Short task:
Could every line of the data be printed exactly as it reads?

Supplied records:
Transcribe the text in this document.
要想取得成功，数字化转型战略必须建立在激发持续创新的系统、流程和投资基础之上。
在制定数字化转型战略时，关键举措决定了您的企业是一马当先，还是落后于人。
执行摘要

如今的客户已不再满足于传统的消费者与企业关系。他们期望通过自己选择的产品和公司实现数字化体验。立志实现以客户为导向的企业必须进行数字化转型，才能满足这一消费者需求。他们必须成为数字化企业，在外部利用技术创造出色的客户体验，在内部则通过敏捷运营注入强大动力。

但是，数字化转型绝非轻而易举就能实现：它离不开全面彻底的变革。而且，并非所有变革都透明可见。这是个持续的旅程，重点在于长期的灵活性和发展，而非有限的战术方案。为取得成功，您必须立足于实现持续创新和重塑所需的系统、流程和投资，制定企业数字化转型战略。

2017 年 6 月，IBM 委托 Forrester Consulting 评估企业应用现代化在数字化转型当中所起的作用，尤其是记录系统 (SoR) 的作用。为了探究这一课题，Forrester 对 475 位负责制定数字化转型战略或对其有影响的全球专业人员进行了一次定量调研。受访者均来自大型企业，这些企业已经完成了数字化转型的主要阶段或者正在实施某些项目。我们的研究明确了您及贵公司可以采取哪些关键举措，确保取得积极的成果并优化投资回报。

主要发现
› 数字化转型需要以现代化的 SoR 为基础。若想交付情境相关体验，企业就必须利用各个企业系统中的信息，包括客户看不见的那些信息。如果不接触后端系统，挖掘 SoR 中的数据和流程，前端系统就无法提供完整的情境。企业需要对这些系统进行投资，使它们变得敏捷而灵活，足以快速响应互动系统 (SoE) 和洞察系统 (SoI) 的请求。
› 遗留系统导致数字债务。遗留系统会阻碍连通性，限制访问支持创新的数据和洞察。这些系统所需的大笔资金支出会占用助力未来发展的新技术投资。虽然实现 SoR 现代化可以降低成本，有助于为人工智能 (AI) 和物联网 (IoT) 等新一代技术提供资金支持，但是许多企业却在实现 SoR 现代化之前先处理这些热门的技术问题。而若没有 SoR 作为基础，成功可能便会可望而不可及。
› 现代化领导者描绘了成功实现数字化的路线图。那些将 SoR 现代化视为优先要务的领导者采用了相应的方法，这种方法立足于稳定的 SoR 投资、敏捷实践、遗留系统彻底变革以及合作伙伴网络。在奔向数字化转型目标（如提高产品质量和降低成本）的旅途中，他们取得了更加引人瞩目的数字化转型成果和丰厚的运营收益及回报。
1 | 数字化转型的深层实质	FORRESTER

Right answer:
Transcribe the text in this document.
要想取得成功，数字化转型战略必须建立在激发持续创新的系统、流程和投资基础之上。
在制定数字化转型战略时，关键举措决定了您的企业是一马当先，还是落后于人。
执行摘要

如今的客户已不再满足于传统的消费者与企业关系。他们期望通过自己选择的产品和公司实现数字化体验。立志实现以客户为导向的企业必须进行数字化转型，才能满足这一消费者需求。他们必须成为数字化企业，在外部利用技术创造出色的客户体验，在内部则通过敏捷运营注入强大动力。

但是，数字化转型绝非轻而易举就能实现：它离不开全面彻底的变革。而且，并非所有变革都透明可见。这是个持续的旅程，重点在于长期的灵活性和发展，而非有限的战术方案。为取得成功，您必须立足于实现持续创新和重塑所需的系统、流程和投资，制定企业数字化转型战略。

2017 年 6 月，IBM 委托 Forrester Consulting 评估企业应用现代化在数字化转型当中所起的作用，尤其是记录系统 (SoR) 的作用。为了探究这一课题，Forrester 对 475 位负责制定数字化转型战略或对其有影响的全球专业人员进行了一次定量调研。受访者均来自大型企业，这些企业已经完成了数字化转型的主要阶段或者正在实施某些项目。我们的研究明确了您及贵公司可以采取哪些关键举措，确保取得积极的成果并优化投资回报。

主要发现
› 数字化转型需要以现代化的 SoR 为基础。若想交付情境相关体验，企业就必须利用各个企业系统中的信息，包括客户看不见的那些信息。如果不接触后端系统，挖掘 SoR 中的数据和流程，前端系统就无法提供完整的情境。企业需要对这些系统进行投资，使它们变得敏捷而灵活，足以快速响应互动系统 (SoE) 和洞察系统 (SoI) 的请求。
› 遗留系统导致数字债务。遗留系统会阻碍连通性，限制访问支持创新的数据和洞察。这些系统所需的大笔资金支出会占用助力未来发展的新技术投资。虽然实现 SoR 现代化可以降低成本，有助于为人工智能 (AI) 和物联网 (IoT) 等新一代技术提供资金支持，但是许多企业却在实现 SoR 现代化之前先处理这些热门的技术问题。而若没有 SoR 作为基础，成功可能便会可望而不可及。
› 现代化领导者描绘了成功实现数字化的路线图。那些将 SoR 现代化视为优先要务的领导者采用了相应的方法，这种方法立足于稳定的 SoR 投资、敏捷实践、遗留系统彻底变革以及合作伙伴网络。在奔向数字化转型目标（如提高产品质量和降低成本）的旅途中，他们取得了更加引人瞩目的数字化转型成果和丰厚的运营收益及回报。
1 | 数字化转型的深层实质	FORRESTER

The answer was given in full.